::: Data lines

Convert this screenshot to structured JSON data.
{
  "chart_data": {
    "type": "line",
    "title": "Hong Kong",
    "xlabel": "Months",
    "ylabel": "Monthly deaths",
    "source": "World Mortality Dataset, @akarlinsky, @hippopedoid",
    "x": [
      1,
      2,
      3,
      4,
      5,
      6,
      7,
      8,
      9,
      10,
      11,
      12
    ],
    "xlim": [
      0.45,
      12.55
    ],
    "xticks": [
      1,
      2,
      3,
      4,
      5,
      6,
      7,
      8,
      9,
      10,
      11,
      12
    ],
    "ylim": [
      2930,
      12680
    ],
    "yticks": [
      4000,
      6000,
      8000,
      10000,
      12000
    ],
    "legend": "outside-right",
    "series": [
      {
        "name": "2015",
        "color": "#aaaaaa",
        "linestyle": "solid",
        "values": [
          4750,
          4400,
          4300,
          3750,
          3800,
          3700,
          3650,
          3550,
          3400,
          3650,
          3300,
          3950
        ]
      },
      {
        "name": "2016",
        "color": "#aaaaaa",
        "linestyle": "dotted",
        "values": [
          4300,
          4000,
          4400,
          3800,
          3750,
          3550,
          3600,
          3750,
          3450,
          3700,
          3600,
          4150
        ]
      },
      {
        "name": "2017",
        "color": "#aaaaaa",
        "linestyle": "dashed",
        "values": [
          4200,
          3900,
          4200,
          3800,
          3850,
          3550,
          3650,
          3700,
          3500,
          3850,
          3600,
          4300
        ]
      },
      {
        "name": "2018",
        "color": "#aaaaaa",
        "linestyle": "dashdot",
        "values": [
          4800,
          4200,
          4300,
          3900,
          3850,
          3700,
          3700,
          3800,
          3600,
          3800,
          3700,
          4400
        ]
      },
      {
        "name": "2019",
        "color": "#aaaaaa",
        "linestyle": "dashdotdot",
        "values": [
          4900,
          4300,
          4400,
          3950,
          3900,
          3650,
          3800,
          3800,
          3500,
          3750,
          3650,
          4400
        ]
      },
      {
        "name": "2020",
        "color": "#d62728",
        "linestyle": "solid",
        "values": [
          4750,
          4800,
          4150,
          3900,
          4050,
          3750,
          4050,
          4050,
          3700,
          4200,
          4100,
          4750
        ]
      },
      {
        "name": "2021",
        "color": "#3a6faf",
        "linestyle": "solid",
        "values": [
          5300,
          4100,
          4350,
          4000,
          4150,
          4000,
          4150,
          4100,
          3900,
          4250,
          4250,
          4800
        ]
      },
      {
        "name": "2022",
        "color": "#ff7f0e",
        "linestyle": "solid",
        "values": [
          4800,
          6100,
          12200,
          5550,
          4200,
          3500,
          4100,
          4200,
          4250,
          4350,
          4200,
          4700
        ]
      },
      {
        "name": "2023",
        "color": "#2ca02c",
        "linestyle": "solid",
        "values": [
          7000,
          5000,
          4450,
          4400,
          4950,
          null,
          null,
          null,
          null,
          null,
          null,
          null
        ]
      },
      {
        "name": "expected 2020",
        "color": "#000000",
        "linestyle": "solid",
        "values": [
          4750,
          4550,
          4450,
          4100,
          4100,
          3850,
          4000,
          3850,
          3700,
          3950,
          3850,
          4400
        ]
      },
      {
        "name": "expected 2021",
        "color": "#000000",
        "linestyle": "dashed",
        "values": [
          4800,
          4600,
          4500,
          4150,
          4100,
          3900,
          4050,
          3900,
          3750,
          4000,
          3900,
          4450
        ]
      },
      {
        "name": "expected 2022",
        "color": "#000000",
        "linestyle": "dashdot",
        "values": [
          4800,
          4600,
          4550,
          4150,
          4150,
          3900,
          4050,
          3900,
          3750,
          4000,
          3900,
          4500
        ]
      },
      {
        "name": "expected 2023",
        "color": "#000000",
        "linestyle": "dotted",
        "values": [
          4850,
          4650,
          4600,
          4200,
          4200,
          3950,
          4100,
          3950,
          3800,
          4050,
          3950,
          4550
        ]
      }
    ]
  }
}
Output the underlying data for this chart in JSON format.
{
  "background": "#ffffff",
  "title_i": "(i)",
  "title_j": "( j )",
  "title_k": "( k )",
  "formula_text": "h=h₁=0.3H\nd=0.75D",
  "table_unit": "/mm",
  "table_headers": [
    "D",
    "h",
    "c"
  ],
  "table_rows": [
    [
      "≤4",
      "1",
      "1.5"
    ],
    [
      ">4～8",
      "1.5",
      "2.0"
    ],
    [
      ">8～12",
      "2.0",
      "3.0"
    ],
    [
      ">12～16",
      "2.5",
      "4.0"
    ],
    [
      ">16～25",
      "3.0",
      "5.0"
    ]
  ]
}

::::::

What you should do: Locate the line that contains "Output the underlying". Repeat it and every line after it, up to and including the final line, exactly.

Output for this exercise:
Output the underlying data for this chart in JSON format.
{
  "background": "#ffffff",
  "title_i": "(i)",
  "title_j": "( j )",
  "title_k": "( k )",
  "formula_text": "h=h₁=0.3H\nd=0.75D",
  "table_unit": "/mm",
  "table_headers": [
    "D",
    "h",
    "c"
  ],
  "table_rows": [
    [
      "≤4",
      "1",
      "1.5"
    ],
    [
      ">4～8",
      "1.5",
      "2.0"
    ],
    [
      ">8～12",
      "2.0",
      "3.0"
    ],
    [
      ">12～16",
      "2.5",
      "4.0"
    ],
    [
      ">16～25",
      "3.0",
      "5.0"
    ]
  ]
}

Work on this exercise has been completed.